- Aim of the task -
Set down the data below without change, skipping the pictures it holds.

[Entries from a visual dataset]

— Start —

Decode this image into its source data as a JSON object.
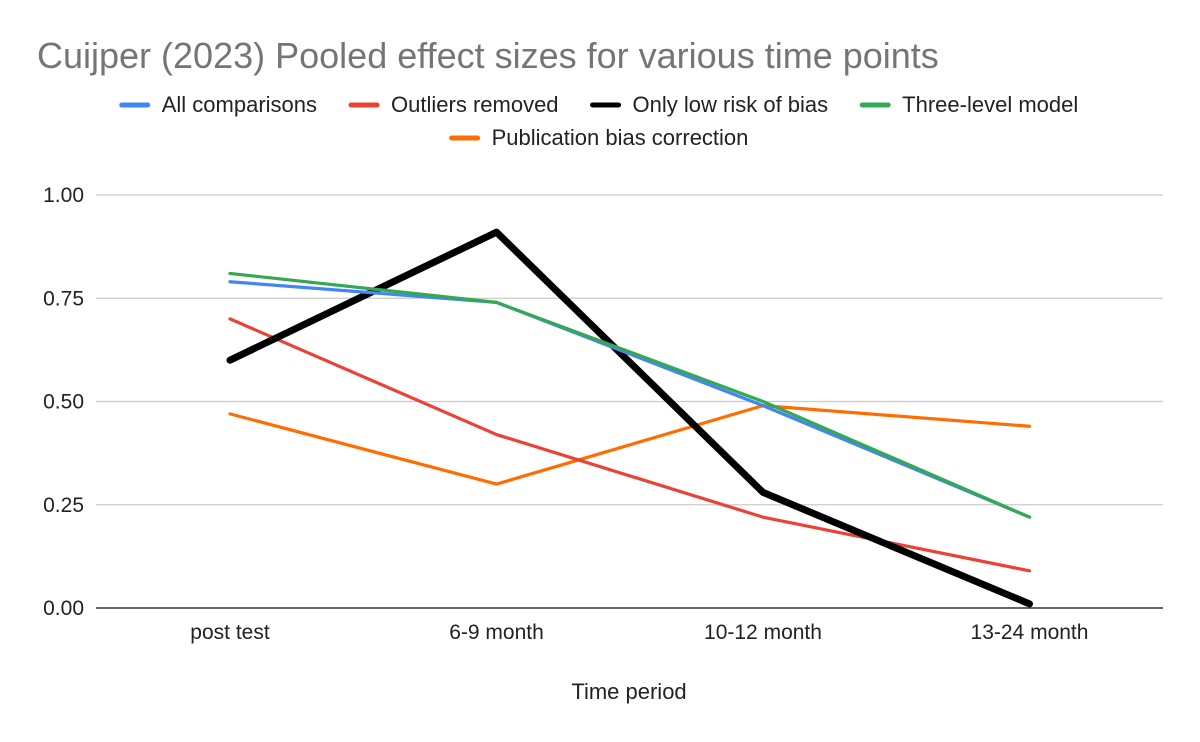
{
  "chart_data": {
    "type": "line",
    "title": "Cuijper (2023) Pooled effect sizes for various time points",
    "xlabel": "Time period",
    "ylabel": "",
    "categories": [
      "post test",
      "6-9 month",
      "10-12 month",
      "13-24 month"
    ],
    "ylim": [
      0,
      1
    ],
    "yticks": [
      0,
      0.25,
      0.5,
      0.75,
      1
    ],
    "ytick_labels": [
      "0.00",
      "0.25",
      "0.50",
      "0.75",
      "1.00"
    ],
    "grid": true,
    "legend_position": "top",
    "series": [
      {
        "name": "All comparisons",
        "color": "#4285f4",
        "values": [
          0.79,
          0.74,
          0.49,
          0.22
        ]
      },
      {
        "name": "Outliers removed",
        "color": "#ea4335",
        "values": [
          0.7,
          0.42,
          0.22,
          0.09
        ]
      },
      {
        "name": "Only low risk of bias",
        "color": "#000000",
        "values": [
          0.6,
          0.91,
          0.28,
          0.01
        ]
      },
      {
        "name": "Three-level model",
        "color": "#34a853",
        "values": [
          0.81,
          0.74,
          0.5,
          0.22
        ]
      },
      {
        "name": "Publication bias correction",
        "color": "#ff6d01",
        "values": [
          0.47,
          0.3,
          0.49,
          0.44
        ]
      }
    ]
  }
}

— End —

- Problem solution -
Decode this image into its source data as a JSON object.
{
  "chart_data": {
    "type": "line",
    "title": "Cuijper (2023) Pooled effect sizes for various time points",
    "xlabel": "Time period",
    "ylabel": "",
    "categories": [
      "post test",
      "6-9 month",
      "10-12 month",
      "13-24 month"
    ],
    "ylim": [
      0,
      1
    ],
    "yticks": [
      0,
      0.25,
      0.5,
      0.75,
      1
    ],
    "ytick_labels": [
      "0.00",
      "0.25",
      "0.50",
      "0.75",
      "1.00"
    ],
    "grid": true,
    "legend_position": "top",
    "series": [
      {
        "name": "All comparisons",
        "color": "#4285f4",
        "values": [
          0.79,
          0.74,
          0.49,
          0.22
        ]
      },
      {
        "name": "Outliers removed",
        "color": "#ea4335",
        "values": [
          0.7,
          0.42,
          0.22,
          0.09
        ]
      },
      {
        "name": "Only low risk of bias",
        "color": "#000000",
        "values": [
          0.6,
          0.91,
          0.28,
          0.01
        ]
      },
      {
        "name": "Three-level model",
        "color": "#34a853",
        "values": [
          0.81,
          0.74,
          0.5,
          0.22
        ]
      },
      {
        "name": "Publication bias correction",
        "color": "#ff6d01",
        "values": [
          0.47,
          0.3,
          0.49,
          0.44
        ]
      }
    ]
  }
}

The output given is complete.